[Start]

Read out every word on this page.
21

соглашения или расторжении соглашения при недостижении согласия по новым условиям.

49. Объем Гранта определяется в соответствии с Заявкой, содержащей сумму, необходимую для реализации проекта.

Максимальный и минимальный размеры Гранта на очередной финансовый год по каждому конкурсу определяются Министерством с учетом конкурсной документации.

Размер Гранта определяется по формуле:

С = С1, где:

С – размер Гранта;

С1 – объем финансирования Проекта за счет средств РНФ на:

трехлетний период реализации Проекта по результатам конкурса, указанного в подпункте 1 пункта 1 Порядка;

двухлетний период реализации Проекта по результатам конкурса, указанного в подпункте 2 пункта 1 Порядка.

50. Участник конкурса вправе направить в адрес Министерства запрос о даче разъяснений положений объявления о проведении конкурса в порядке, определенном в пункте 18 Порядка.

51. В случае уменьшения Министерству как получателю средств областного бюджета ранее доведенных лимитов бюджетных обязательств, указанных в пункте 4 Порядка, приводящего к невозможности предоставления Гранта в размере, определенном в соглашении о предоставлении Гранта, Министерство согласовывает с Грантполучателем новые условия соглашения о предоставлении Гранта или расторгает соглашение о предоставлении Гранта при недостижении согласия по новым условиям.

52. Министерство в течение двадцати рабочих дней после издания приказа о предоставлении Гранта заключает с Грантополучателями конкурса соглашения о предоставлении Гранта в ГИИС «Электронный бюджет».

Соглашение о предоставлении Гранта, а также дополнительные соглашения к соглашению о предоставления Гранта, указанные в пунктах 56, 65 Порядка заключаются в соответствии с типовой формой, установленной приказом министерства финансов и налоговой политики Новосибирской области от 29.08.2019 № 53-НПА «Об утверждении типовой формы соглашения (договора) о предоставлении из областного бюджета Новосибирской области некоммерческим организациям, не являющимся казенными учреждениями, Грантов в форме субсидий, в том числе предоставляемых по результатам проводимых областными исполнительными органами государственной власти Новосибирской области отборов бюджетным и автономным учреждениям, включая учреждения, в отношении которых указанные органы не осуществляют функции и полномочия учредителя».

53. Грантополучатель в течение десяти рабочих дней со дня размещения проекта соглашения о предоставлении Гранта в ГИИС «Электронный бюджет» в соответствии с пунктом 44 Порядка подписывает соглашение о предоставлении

[End]

TASK STATEMENT: Every line of the records that includes the word "Электронный" should be gathered.

WRITTEN REPLY:
52. Министерство в течение двадцати рабочих дней после издания приказа о предоставлении Гранта заключает с Грантополучателями конкурса соглашения о предоставлении Гранта в ГИИС «Электронный бюджет».
53. Грантополучатель в течение десяти рабочих дней со дня размещения проекта соглашения о предоставлении Гранта в ГИИС «Электронный бюджет» в соответствии с пунктом 44 Порядка подписывает соглашение о предоставлении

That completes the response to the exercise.